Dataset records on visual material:
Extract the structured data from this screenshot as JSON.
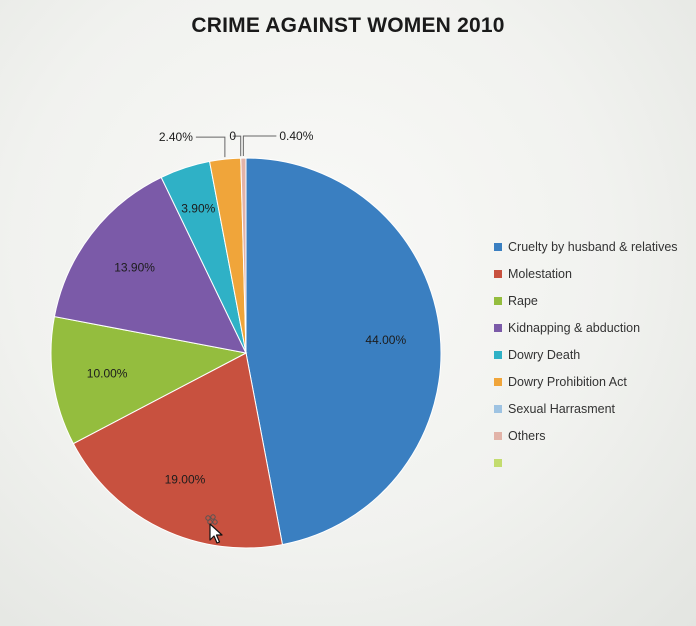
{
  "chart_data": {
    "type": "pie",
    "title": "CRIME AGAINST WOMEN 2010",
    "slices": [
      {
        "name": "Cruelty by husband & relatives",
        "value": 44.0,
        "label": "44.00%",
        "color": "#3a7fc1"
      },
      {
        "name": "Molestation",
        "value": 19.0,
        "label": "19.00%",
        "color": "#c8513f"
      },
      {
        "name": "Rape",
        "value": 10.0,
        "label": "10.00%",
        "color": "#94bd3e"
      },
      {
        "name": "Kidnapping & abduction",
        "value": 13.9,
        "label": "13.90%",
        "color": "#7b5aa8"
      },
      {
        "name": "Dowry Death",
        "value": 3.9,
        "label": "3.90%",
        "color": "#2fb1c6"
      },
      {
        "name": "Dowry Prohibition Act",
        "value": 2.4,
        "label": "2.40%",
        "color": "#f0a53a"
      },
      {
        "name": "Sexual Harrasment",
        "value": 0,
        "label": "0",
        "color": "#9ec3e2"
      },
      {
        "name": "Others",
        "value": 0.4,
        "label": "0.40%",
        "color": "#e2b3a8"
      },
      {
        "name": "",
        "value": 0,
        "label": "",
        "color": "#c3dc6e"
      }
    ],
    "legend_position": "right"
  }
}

> **What this task involves**
Tell how many lines of the records above hold the string "name". Give no other text.

> **Task response**
9